Make an exact copy of the entries, and keep any pictures out of it.

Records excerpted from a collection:
**********
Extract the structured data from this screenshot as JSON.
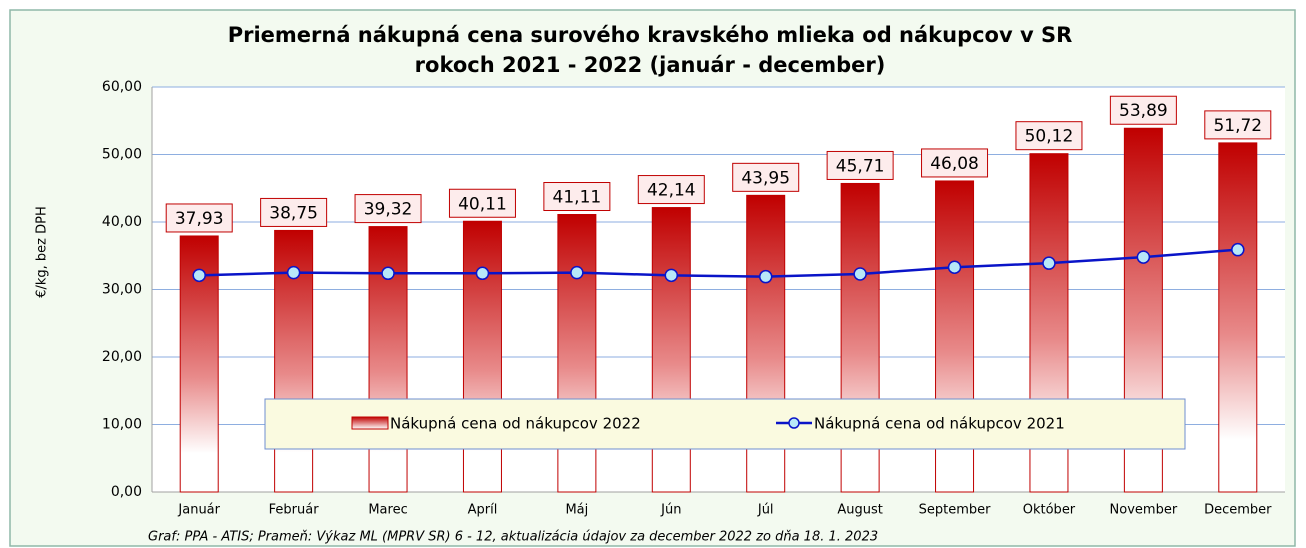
{
  "chart_data": {
    "type": "bar",
    "title": [
      "Priemerná nákupná cena surového kravského mlieka od nákupcov v SR",
      "rokoch 2021 - 2022 (január - december)"
    ],
    "y_label": "€/kg, bez DPH",
    "source": "Graf: PPA - ATIS; Prameň: Výkaz ML (MPRV SR) 6 - 12, aktualizácia údajov za december 2022 zo dňa 18. 1. 2023",
    "categories": [
      "Január",
      "Február",
      "Marec",
      "Apríl",
      "Máj",
      "Jún",
      "Júl",
      "August",
      "September",
      "Október",
      "November",
      "December"
    ],
    "series": [
      {
        "name": "Nákupná cena od nákupcov 2022",
        "type": "bar",
        "color": "#c00000",
        "values": [
          37.93,
          38.75,
          39.32,
          40.11,
          41.11,
          42.14,
          43.95,
          45.71,
          46.08,
          50.12,
          53.89,
          51.72
        ],
        "value_labels": [
          "37,93",
          "38,75",
          "39,32",
          "40,11",
          "41,11",
          "42,14",
          "43,95",
          "45,71",
          "46,08",
          "50,12",
          "53,89",
          "51,72"
        ]
      },
      {
        "name": "Nákupná cena od nákupcov 2021",
        "type": "line",
        "color": "#0a14c8",
        "values": [
          32.1,
          32.5,
          32.4,
          32.4,
          32.5,
          32.1,
          31.9,
          32.3,
          33.3,
          33.9,
          34.8,
          35.9
        ]
      }
    ],
    "ylim": [
      0,
      60
    ],
    "yticks": [
      {
        "value": 0,
        "label": "0,00"
      },
      {
        "value": 10,
        "label": "10,00"
      },
      {
        "value": 20,
        "label": "20,00"
      },
      {
        "value": 30,
        "label": "30,00"
      },
      {
        "value": 40,
        "label": "40,00"
      },
      {
        "value": 50,
        "label": "50,00"
      },
      {
        "value": 60,
        "label": "60,00"
      }
    ],
    "grid": true,
    "legend": "bottom"
  }
}
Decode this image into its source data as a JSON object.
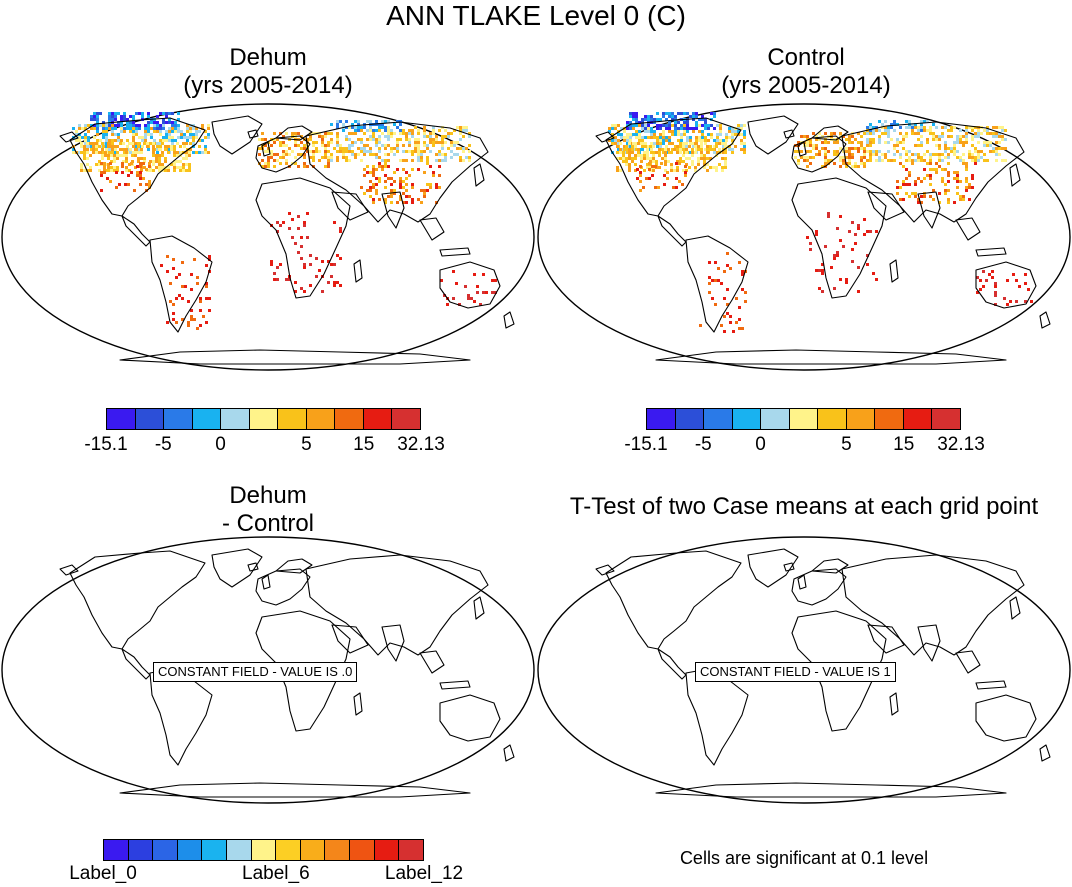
{
  "main_title": "ANN TLAKE Level 0 (C)",
  "panels": [
    {
      "title_line1": "Dehum",
      "title_line2": "(yrs 2005-2014)",
      "field": "lake_temp"
    },
    {
      "title_line1": "Control",
      "title_line2": "(yrs 2005-2014)",
      "field": "lake_temp"
    },
    {
      "title_line1": "Dehum",
      "title_line2": "- Control",
      "field": "constant",
      "constant_text": "CONSTANT FIELD - VALUE IS .0"
    },
    {
      "title_line1": "T-Test of two Case means at each grid point",
      "title_line2": "",
      "field": "constant",
      "constant_text": "CONSTANT FIELD - VALUE IS 1"
    }
  ],
  "colorbar_top": {
    "colors": [
      "#3a1af0",
      "#2c4fd8",
      "#2a7ae8",
      "#19b2f0",
      "#a8d8ec",
      "#fff38a",
      "#f9c21a",
      "#f8a11a",
      "#f06a10",
      "#e61c12",
      "#d63030"
    ],
    "labels": [
      "-15.1",
      "-5",
      "0",
      "5",
      "15",
      "32.13"
    ]
  },
  "colorbar_bottom": {
    "colors": [
      "#3a1af0",
      "#2c3fe0",
      "#2b65e6",
      "#1d8eea",
      "#1ab3ef",
      "#a8d8ec",
      "#fff38a",
      "#fccf24",
      "#f9ad1a",
      "#f4861a",
      "#ef5412",
      "#e61c12",
      "#d63030"
    ],
    "labels": [
      "Label_0",
      "Label_6",
      "Label_12"
    ]
  },
  "significance_note": "Cells are significant at 0.1 level"
}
**********
• Solution
Extract the structured data from this screenshot as JSON.
{
  "chart_data": {
    "type": "bar",
    "title": [
      "Priemerná nákupná cena surového kravského mlieka od nákupcov v SR",
      "rokoch 2021 - 2022 (január - december)"
    ],
    "y_label": "€/kg, bez DPH",
    "source": "Graf: PPA - ATIS; Prameň: Výkaz ML (MPRV SR) 6 - 12, aktualizácia údajov za december 2022 zo dňa 18. 1. 2023",
    "categories": [
      "Január",
      "Február",
      "Marec",
      "Apríl",
      "Máj",
      "Jún",
      "Júl",
      "August",
      "September",
      "Október",
      "November",
      "December"
    ],
    "series": [
      {
        "name": "Nákupná cena od nákupcov 2022",
        "type": "bar",
        "color": "#c00000",
        "values": [
          37.93,
          38.75,
          39.32,
          40.11,
          41.11,
          42.14,
          43.95,
          45.71,
          46.08,
          50.12,
          53.89,
          51.72
        ],
        "value_labels": [
          "37,93",
          "38,75",
          "39,32",
          "40,11",
          "41,11",
          "42,14",
          "43,95",
          "45,71",
          "46,08",
          "50,12",
          "53,89",
          "51,72"
        ]
      },
      {
        "name": "Nákupná cena od nákupcov 2021",
        "type": "line",
        "color": "#0a14c8",
        "values": [
          32.1,
          32.5,
          32.4,
          32.4,
          32.5,
          32.1,
          31.9,
          32.3,
          33.3,
          33.9,
          34.8,
          35.9
        ]
      }
    ],
    "ylim": [
      0,
      60
    ],
    "yticks": [
      {
        "value": 0,
        "label": "0,00"
      },
      {
        "value": 10,
        "label": "10,00"
      },
      {
        "value": 20,
        "label": "20,00"
      },
      {
        "value": 30,
        "label": "30,00"
      },
      {
        "value": 40,
        "label": "40,00"
      },
      {
        "value": 50,
        "label": "50,00"
      },
      {
        "value": 60,
        "label": "60,00"
      }
    ],
    "grid": true,
    "legend": "bottom"
  }
}
Decode this image into its source data as a JSON object.
{
  "main_title": "ANN TLAKE Level 0 (C)",
  "panels": [
    {
      "title_line1": "Dehum",
      "title_line2": "(yrs 2005-2014)",
      "field": "lake_temp"
    },
    {
      "title_line1": "Control",
      "title_line2": "(yrs 2005-2014)",
      "field": "lake_temp"
    },
    {
      "title_line1": "Dehum",
      "title_line2": "- Control",
      "field": "constant",
      "constant_text": "CONSTANT FIELD - VALUE IS .0"
    },
    {
      "title_line1": "T-Test of two Case means at each grid point",
      "title_line2": "",
      "field": "constant",
      "constant_text": "CONSTANT FIELD - VALUE IS 1"
    }
  ],
  "colorbar_top": {
    "colors": [
      "#3a1af0",
      "#2c4fd8",
      "#2a7ae8",
      "#19b2f0",
      "#a8d8ec",
      "#fff38a",
      "#f9c21a",
      "#f8a11a",
      "#f06a10",
      "#e61c12",
      "#d63030"
    ],
    "labels": [
      "-15.1",
      "-5",
      "0",
      "5",
      "15",
      "32.13"
    ]
  },
  "colorbar_bottom": {
    "colors": [
      "#3a1af0",
      "#2c3fe0",
      "#2b65e6",
      "#1d8eea",
      "#1ab3ef",
      "#a8d8ec",
      "#fff38a",
      "#fccf24",
      "#f9ad1a",
      "#f4861a",
      "#ef5412",
      "#e61c12",
      "#d63030"
    ],
    "labels": [
      "Label_0",
      "Label_6",
      "Label_12"
    ]
  },
  "significance_note": "Cells are significant at 0.1 level"
}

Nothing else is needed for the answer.